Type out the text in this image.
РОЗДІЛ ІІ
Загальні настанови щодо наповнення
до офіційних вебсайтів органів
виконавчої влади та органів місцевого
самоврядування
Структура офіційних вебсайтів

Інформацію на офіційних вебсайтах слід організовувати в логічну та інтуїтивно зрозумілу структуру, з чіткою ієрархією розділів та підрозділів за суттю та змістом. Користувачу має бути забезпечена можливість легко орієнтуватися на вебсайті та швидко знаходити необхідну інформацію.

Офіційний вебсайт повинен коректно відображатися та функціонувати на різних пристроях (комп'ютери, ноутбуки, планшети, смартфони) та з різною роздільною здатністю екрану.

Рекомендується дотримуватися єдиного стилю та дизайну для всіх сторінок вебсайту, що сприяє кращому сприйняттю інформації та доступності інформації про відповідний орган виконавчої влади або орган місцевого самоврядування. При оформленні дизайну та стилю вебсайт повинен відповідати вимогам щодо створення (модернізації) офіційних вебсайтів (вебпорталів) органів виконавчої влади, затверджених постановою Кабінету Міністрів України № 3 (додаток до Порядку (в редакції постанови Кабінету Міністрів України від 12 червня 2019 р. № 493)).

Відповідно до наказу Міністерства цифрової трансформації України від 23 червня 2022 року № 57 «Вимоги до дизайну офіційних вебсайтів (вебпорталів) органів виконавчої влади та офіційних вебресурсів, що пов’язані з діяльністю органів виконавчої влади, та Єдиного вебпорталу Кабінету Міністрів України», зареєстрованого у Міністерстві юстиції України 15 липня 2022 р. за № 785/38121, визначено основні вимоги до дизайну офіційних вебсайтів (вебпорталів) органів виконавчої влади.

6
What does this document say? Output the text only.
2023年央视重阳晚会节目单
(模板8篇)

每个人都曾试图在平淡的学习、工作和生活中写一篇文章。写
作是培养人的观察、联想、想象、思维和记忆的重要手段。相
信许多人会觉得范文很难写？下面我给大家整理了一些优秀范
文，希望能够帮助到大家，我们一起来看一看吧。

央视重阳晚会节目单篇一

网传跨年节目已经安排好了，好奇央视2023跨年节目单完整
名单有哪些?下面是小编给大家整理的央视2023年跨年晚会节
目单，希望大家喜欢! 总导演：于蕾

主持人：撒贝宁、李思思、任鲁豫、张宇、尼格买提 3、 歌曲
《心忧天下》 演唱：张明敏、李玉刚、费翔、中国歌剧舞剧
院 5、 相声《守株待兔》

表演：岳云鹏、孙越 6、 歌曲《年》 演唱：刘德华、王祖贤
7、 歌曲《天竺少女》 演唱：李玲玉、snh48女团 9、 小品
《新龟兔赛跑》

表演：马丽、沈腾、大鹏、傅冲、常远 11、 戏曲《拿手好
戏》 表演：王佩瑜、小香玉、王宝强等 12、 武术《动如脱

****************

Check each line of the records for the word "щодо", and show the lines that contain it.

Загальні настанови щодо наповнення
Рекомендується дотримуватися єдиного стилю та дизайну для всіх сторінок вебсайту, що сприяє кращому сприйняттю інформації та доступності інформації про відповідний орган виконавчої влади або орган місцевого самоврядування. При оформленні дизайну та стилю вебсайт повинен відповідати вимогам щодо створення (модернізації) офіційних вебсайтів (вебпорталів) органів виконавчої влади, затверджених постановою Кабінету Міністрів України № 3 (додаток до Порядку (в редакції постанови Кабінету Міністрів України від 12 червня 2019 р. № 493)).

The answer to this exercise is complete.